Exercise directions – Set down the full listing exactly as given. Any pictures are to be left out.

Dataset entries –
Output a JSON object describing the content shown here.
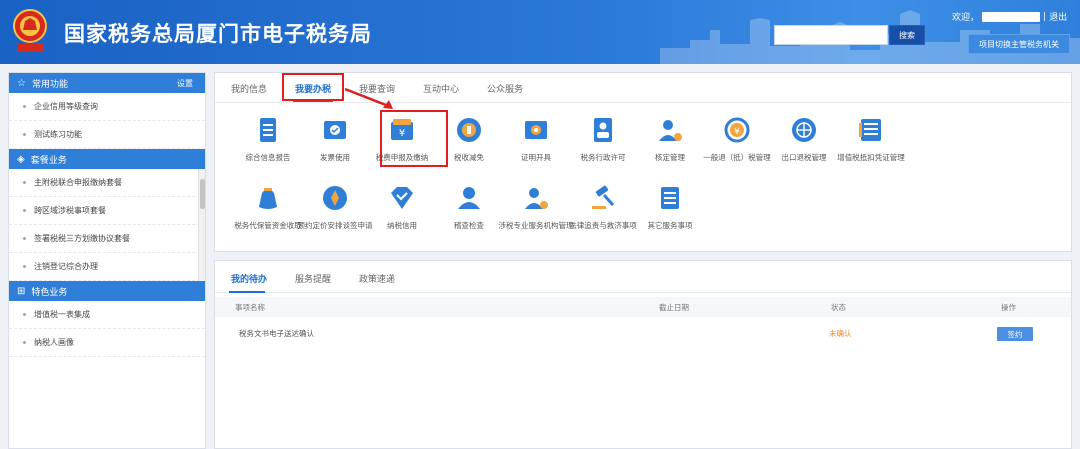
{
  "header": {
    "site_title": "国家税务总局厦门市电子税务局",
    "emblem_caption": "中国税务",
    "search_placeholder": "",
    "search_btn": "搜索",
    "welcome_label": "欢迎，",
    "separator": "|",
    "logout": "退出",
    "switch_btn": "项目切换主管税务机关",
    "brand_color": "#1a61c4"
  },
  "sidebar": {
    "section_common": {
      "title": "常用功能",
      "right": "设置"
    },
    "common_items": [
      "企业信用等级查询",
      "测试练习功能"
    ],
    "section_package": {
      "title": "套餐业务"
    },
    "package_items": [
      "主附税联合申报缴纳套餐",
      "跨区域涉税事项套餐",
      "签署税税三方划缴协议套餐",
      "注销登记综合办理"
    ],
    "section_special": {
      "title": "特色业务"
    },
    "special_items": [
      "增值税一表集成",
      "纳税人画像"
    ]
  },
  "main": {
    "tabs": [
      "我的信息",
      "我要办税",
      "我要查询",
      "互动中心",
      "公众服务"
    ],
    "active_tab": "我要办税",
    "icons_row1": [
      {
        "label": "综合信息报告",
        "icon": "report-icon"
      },
      {
        "label": "发票使用",
        "icon": "invoice-icon"
      },
      {
        "label": "税费申报及缴纳",
        "icon": "tax-declare-icon"
      },
      {
        "label": "税收减免",
        "icon": "tax-relief-icon"
      },
      {
        "label": "证明开具",
        "icon": "certificate-icon"
      },
      {
        "label": "税务行政许可",
        "icon": "license-icon"
      },
      {
        "label": "核定管理",
        "icon": "verify-icon"
      },
      {
        "label": "一般退（抵）税管理",
        "icon": "refund-icon"
      },
      {
        "label": "出口退税管理",
        "icon": "export-refund-icon"
      },
      {
        "label": "增值税抵扣凭证管理",
        "icon": "vat-deduct-icon"
      }
    ],
    "icons_row2": [
      {
        "label": "税务代保管资金收取",
        "icon": "custody-fund-icon"
      },
      {
        "label": "预约定价安排谈签申请",
        "icon": "pricing-icon"
      },
      {
        "label": "纳税信用",
        "icon": "credit-icon"
      },
      {
        "label": "稽查检查",
        "icon": "inspection-icon"
      },
      {
        "label": "涉税专业服务机构管理",
        "icon": "agency-icon"
      },
      {
        "label": "法律追责与救济事项",
        "icon": "law-icon"
      },
      {
        "label": "其它服务事项",
        "icon": "other-service-icon"
      }
    ]
  },
  "todo": {
    "tabs": [
      "我的待办",
      "服务提醒",
      "政策速递"
    ],
    "columns": [
      "事项名称",
      "截止日期",
      "状态",
      "操作"
    ],
    "rows": [
      {
        "name": "税务文书电子送达确认",
        "deadline": "",
        "status": "未确认",
        "action": "签约"
      }
    ]
  }
}
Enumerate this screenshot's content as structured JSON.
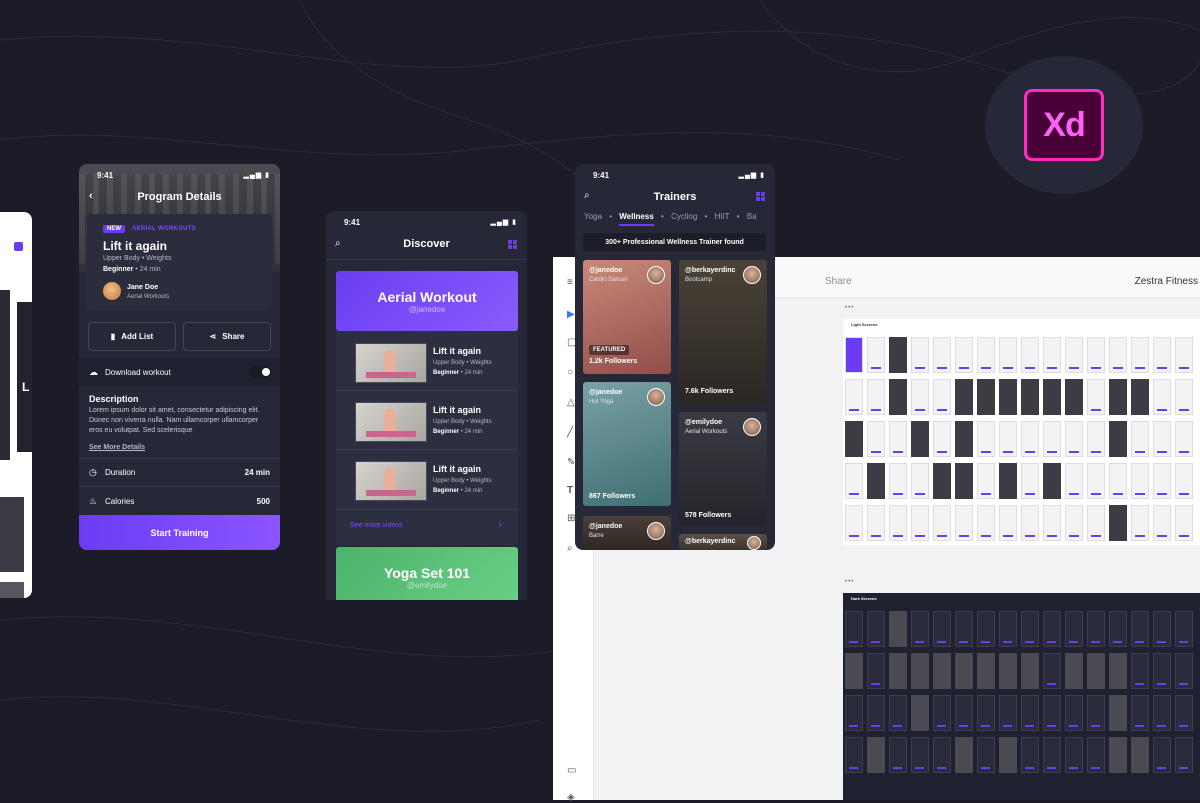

Exercise answer –
Output a JSON object describing the content shown here.
{
  "header": {
    "site_title": "国家税务总局厦门市电子税务局",
    "emblem_caption": "中国税务",
    "search_placeholder": "",
    "search_btn": "搜索",
    "welcome_label": "欢迎，",
    "separator": "|",
    "logout": "退出",
    "switch_btn": "项目切换主管税务机关",
    "brand_color": "#1a61c4"
  },
  "sidebar": {
    "section_common": {
      "title": "常用功能",
      "right": "设置"
    },
    "common_items": [
      "企业信用等级查询",
      "测试练习功能"
    ],
    "section_package": {
      "title": "套餐业务"
    },
    "package_items": [
      "主附税联合申报缴纳套餐",
      "跨区域涉税事项套餐",
      "签署税税三方划缴协议套餐",
      "注销登记综合办理"
    ],
    "section_special": {
      "title": "特色业务"
    },
    "special_items": [
      "增值税一表集成",
      "纳税人画像"
    ]
  },
  "main": {
    "tabs": [
      "我的信息",
      "我要办税",
      "我要查询",
      "互动中心",
      "公众服务"
    ],
    "active_tab": "我要办税",
    "icons_row1": [
      {
        "label": "综合信息报告",
        "icon": "report-icon"
      },
      {
        "label": "发票使用",
        "icon": "invoice-icon"
      },
      {
        "label": "税费申报及缴纳",
        "icon": "tax-declare-icon"
      },
      {
        "label": "税收减免",
        "icon": "tax-relief-icon"
      },
      {
        "label": "证明开具",
        "icon": "certificate-icon"
      },
      {
        "label": "税务行政许可",
        "icon": "license-icon"
      },
      {
        "label": "核定管理",
        "icon": "verify-icon"
      },
      {
        "label": "一般退（抵）税管理",
        "icon": "refund-icon"
      },
      {
        "label": "出口退税管理",
        "icon": "export-refund-icon"
      },
      {
        "label": "增值税抵扣凭证管理",
        "icon": "vat-deduct-icon"
      }
    ],
    "icons_row2": [
      {
        "label": "税务代保管资金收取",
        "icon": "custody-fund-icon"
      },
      {
        "label": "预约定价安排谈签申请",
        "icon": "pricing-icon"
      },
      {
        "label": "纳税信用",
        "icon": "credit-icon"
      },
      {
        "label": "稽查检查",
        "icon": "inspection-icon"
      },
      {
        "label": "涉税专业服务机构管理",
        "icon": "agency-icon"
      },
      {
        "label": "法律追责与救济事项",
        "icon": "law-icon"
      },
      {
        "label": "其它服务事项",
        "icon": "other-service-icon"
      }
    ]
  },
  "todo": {
    "tabs": [
      "我的待办",
      "服务提醒",
      "政策速递"
    ],
    "columns": [
      "事项名称",
      "截止日期",
      "状态",
      "操作"
    ],
    "rows": [
      {
        "name": "税务文书电子送达确认",
        "deadline": "",
        "status": "未确认",
        "action": "签约"
      }
    ]
  }
}
Enumerate this screenshot's content as structured JSON.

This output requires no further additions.